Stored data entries
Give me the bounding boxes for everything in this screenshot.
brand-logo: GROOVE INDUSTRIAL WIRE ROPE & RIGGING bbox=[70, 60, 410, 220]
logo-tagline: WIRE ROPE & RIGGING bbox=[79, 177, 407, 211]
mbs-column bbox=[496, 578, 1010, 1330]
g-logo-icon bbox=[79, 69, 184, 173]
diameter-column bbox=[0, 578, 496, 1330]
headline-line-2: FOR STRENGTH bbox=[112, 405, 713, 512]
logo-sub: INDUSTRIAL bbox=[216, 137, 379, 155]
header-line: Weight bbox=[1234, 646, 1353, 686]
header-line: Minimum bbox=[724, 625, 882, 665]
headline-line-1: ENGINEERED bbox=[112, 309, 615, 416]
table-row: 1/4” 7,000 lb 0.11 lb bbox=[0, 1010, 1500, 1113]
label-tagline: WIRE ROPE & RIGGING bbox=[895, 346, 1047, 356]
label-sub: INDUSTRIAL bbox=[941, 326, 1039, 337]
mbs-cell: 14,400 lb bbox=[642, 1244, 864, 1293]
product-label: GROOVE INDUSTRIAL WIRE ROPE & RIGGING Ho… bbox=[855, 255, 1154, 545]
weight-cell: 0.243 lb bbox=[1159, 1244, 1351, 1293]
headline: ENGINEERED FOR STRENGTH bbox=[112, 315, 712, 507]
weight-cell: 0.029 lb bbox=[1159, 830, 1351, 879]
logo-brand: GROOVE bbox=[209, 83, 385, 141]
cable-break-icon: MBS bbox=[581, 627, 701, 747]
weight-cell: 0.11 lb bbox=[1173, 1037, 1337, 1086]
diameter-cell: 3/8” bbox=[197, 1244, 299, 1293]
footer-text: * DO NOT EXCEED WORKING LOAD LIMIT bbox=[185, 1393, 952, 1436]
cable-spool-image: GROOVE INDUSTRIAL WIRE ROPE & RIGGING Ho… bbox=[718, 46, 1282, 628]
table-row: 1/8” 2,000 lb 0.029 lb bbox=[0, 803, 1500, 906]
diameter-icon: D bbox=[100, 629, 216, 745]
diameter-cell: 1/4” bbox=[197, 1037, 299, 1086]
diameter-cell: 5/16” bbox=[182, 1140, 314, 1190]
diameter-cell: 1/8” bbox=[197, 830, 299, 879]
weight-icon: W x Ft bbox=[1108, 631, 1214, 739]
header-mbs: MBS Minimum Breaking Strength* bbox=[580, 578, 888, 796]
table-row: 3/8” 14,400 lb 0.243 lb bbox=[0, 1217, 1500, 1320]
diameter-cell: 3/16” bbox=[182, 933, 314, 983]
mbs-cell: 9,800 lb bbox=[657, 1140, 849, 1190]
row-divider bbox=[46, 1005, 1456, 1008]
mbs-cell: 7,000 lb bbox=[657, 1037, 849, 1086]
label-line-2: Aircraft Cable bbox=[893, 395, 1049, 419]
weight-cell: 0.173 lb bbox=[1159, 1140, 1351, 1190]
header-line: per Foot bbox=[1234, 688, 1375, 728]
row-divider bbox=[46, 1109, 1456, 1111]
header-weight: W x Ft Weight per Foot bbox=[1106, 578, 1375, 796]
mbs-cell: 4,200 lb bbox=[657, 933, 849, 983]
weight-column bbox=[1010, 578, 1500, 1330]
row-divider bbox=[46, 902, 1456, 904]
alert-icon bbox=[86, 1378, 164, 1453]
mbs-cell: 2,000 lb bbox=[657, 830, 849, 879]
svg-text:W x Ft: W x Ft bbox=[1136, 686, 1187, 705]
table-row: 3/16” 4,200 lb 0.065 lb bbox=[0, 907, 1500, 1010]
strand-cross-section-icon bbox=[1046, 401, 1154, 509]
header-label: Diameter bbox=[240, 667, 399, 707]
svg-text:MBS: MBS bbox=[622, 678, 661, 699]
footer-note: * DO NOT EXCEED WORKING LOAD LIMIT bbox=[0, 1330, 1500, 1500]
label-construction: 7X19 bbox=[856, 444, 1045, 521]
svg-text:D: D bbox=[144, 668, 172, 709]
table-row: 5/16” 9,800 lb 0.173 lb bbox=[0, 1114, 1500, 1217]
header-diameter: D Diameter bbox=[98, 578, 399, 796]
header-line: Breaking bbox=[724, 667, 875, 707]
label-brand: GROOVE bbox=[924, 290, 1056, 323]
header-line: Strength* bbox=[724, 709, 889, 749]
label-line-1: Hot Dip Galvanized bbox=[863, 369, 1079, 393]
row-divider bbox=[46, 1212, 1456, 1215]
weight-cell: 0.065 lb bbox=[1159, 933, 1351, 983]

TASK » Reproduce the listing lines from the start of the listing through the line that contains "weight-cell: 0.243 lb", including both ends.

COMPLETE OUTPUT »
Give me the bounding boxes for everything in this screenshot.
brand-logo: GROOVE INDUSTRIAL WIRE ROPE & RIGGING bbox=[70, 60, 410, 220]
logo-tagline: WIRE ROPE & RIGGING bbox=[79, 177, 407, 211]
mbs-column bbox=[496, 578, 1010, 1330]
g-logo-icon bbox=[79, 69, 184, 173]
diameter-column bbox=[0, 578, 496, 1330]
headline-line-2: FOR STRENGTH bbox=[112, 405, 713, 512]
logo-sub: INDUSTRIAL bbox=[216, 137, 379, 155]
header-line: Weight bbox=[1234, 646, 1353, 686]
header-line: Minimum bbox=[724, 625, 882, 665]
headline-line-1: ENGINEERED bbox=[112, 309, 615, 416]
table-row: 1/4” 7,000 lb 0.11 lb bbox=[0, 1010, 1500, 1113]
label-tagline: WIRE ROPE & RIGGING bbox=[895, 346, 1047, 356]
label-sub: INDUSTRIAL bbox=[941, 326, 1039, 337]
mbs-cell: 14,400 lb bbox=[642, 1244, 864, 1293]
product-label: GROOVE INDUSTRIAL WIRE ROPE & RIGGING Ho… bbox=[855, 255, 1154, 545]
weight-cell: 0.243 lb bbox=[1159, 1244, 1351, 1293]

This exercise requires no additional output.